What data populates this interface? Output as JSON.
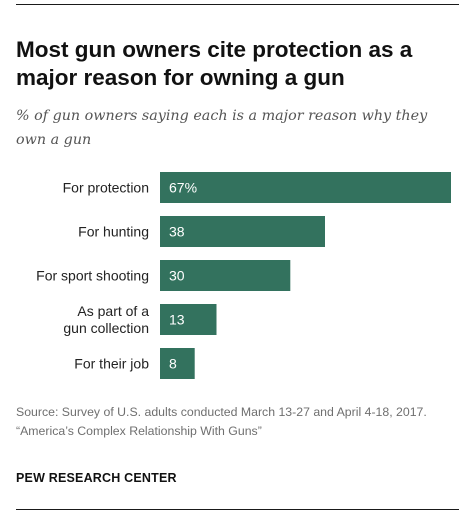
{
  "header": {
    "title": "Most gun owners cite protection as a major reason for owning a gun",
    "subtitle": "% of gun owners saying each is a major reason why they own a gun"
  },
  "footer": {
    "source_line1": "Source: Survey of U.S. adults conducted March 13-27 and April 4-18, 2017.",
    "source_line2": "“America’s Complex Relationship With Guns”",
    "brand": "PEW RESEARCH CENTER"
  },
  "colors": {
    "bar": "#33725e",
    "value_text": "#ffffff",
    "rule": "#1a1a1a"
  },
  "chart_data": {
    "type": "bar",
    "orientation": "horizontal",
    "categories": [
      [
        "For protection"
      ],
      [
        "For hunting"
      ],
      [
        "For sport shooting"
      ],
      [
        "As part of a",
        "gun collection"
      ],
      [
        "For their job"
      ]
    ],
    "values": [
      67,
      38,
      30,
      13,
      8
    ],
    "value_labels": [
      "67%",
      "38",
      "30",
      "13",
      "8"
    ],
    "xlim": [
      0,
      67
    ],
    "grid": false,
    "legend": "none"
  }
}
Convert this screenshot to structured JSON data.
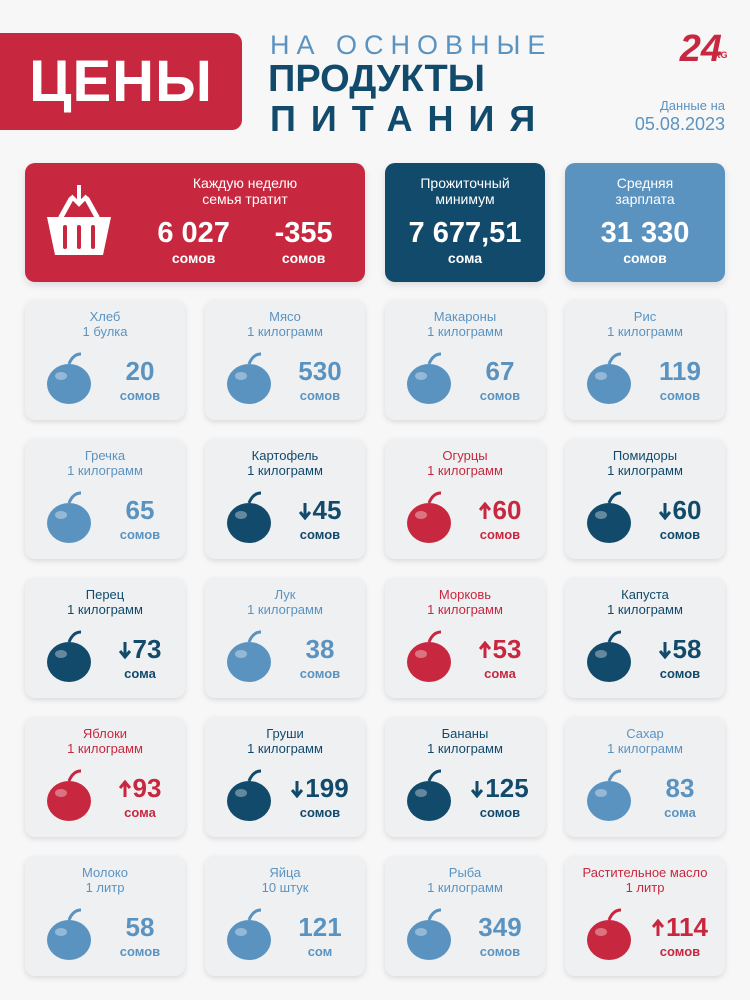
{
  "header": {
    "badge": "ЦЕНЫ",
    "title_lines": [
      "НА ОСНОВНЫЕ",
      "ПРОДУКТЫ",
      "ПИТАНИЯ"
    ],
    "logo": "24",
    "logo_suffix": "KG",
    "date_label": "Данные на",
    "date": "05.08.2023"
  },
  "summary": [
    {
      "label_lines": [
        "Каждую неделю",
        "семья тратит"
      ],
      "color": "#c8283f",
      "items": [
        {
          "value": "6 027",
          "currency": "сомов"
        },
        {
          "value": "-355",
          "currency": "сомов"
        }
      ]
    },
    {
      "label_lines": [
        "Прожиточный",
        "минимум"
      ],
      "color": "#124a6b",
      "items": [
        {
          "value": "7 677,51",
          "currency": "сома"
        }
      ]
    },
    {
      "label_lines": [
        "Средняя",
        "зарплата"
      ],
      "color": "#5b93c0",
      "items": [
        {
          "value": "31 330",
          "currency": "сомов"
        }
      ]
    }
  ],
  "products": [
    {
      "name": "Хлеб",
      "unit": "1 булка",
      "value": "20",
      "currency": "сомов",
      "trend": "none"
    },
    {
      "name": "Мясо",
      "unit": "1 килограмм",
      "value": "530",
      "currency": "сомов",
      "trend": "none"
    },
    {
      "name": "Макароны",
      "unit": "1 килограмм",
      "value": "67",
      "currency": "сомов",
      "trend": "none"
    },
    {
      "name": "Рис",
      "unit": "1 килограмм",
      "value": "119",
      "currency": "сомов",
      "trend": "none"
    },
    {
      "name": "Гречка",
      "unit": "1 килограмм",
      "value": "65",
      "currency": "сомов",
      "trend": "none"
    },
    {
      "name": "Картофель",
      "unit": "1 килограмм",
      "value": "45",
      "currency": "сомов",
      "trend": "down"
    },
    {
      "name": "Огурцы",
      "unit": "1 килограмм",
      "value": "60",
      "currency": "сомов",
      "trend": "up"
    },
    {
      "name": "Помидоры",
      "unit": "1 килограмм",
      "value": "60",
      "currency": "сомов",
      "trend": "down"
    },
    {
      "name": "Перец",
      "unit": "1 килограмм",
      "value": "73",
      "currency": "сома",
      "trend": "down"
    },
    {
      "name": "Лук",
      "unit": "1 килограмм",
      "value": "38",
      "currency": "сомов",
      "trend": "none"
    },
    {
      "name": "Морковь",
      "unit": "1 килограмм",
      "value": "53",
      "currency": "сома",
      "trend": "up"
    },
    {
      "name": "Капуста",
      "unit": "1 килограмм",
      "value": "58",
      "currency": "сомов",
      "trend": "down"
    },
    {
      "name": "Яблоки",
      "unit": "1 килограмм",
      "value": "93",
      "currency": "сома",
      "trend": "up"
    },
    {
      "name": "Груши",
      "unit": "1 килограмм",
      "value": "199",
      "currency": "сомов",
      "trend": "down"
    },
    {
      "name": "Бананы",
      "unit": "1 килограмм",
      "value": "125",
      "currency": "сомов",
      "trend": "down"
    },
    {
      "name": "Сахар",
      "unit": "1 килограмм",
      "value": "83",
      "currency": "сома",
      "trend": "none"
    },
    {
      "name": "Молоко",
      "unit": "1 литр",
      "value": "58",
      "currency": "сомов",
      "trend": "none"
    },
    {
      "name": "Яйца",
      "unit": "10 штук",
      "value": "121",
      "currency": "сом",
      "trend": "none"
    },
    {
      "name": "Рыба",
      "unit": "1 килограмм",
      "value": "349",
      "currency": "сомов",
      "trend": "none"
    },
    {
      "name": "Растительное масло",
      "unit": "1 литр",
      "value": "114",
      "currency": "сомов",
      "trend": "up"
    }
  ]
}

- **Problem to work on**
List all lines holding the string "this".

- **Result below**
What data populates this interface? Output as JSON.
Convert this screenshot to structured JSON data.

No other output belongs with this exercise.